[Exercise task] Please show every line in the records below that contains the word "label", and copy each such line in full. Case counts.

>> Begin Data section

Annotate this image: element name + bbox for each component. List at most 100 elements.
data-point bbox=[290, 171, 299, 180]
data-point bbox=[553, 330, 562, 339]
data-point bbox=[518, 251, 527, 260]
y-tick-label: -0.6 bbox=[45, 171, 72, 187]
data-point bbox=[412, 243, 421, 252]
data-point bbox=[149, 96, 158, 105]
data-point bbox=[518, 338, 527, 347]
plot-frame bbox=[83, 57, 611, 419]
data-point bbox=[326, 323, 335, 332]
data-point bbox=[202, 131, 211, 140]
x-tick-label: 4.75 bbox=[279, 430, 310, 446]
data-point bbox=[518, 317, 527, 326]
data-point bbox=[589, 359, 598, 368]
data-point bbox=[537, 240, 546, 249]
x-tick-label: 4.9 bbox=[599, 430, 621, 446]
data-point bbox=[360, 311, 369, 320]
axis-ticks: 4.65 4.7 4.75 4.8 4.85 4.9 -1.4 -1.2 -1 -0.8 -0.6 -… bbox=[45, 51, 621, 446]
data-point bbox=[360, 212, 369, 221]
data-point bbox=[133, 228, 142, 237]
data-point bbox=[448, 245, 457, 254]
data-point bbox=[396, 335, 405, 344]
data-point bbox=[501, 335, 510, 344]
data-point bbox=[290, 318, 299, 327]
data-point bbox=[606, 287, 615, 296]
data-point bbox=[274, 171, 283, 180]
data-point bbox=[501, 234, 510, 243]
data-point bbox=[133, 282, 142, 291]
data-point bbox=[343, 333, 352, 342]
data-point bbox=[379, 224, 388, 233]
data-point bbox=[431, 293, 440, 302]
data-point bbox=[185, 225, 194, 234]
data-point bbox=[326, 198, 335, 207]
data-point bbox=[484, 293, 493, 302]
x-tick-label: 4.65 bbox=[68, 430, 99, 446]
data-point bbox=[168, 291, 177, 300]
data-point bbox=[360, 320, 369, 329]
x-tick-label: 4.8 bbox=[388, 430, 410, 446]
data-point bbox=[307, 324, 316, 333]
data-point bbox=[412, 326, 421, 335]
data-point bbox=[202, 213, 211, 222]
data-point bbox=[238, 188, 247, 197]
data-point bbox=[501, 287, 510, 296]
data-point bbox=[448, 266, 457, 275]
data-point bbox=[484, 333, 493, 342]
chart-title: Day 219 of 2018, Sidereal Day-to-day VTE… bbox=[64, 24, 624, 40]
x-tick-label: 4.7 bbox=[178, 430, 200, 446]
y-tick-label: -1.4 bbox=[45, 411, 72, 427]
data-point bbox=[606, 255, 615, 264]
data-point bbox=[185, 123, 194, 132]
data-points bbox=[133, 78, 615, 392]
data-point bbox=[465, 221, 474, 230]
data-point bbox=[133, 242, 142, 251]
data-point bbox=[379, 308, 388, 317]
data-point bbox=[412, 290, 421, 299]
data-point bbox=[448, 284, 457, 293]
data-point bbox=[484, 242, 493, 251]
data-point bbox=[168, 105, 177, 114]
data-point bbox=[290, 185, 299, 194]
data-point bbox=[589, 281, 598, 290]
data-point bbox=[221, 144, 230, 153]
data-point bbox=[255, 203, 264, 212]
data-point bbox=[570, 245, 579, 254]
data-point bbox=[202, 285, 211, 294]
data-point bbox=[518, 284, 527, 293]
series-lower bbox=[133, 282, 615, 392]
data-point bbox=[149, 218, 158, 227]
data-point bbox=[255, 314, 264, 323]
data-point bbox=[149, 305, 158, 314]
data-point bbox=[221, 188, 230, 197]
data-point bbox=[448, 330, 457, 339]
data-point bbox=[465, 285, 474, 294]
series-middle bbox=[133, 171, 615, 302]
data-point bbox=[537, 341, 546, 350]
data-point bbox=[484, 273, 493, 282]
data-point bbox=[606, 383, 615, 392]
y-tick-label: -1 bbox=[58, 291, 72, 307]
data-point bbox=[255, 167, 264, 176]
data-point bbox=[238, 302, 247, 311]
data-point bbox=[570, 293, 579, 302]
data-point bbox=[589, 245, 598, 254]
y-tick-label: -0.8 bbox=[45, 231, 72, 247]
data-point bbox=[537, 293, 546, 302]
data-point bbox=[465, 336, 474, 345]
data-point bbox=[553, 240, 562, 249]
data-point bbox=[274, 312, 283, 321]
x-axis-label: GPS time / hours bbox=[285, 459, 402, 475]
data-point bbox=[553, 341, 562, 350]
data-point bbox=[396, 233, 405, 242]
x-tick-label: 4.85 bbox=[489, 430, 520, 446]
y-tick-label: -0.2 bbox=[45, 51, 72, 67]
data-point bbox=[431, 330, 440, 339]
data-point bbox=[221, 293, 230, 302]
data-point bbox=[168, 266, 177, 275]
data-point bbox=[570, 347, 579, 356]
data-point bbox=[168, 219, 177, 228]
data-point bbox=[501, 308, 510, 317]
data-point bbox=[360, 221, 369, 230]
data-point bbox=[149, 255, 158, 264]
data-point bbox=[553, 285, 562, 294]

>> End Data section

[Response for this exercise]
y-tick-label: -0.6 bbox=[45, 171, 72, 187]
x-tick-label: 4.75 bbox=[279, 430, 310, 446]
x-tick-label: 4.9 bbox=[599, 430, 621, 446]
x-tick-label: 4.65 bbox=[68, 430, 99, 446]
x-tick-label: 4.8 bbox=[388, 430, 410, 446]
x-tick-label: 4.7 bbox=[178, 430, 200, 446]
y-tick-label: -1.4 bbox=[45, 411, 72, 427]
y-tick-label: -1 bbox=[58, 291, 72, 307]
y-tick-label: -0.8 bbox=[45, 231, 72, 247]
x-axis-label: GPS time / hours bbox=[285, 459, 402, 475]
x-tick-label: 4.85 bbox=[489, 430, 520, 446]
y-tick-label: -0.2 bbox=[45, 51, 72, 67]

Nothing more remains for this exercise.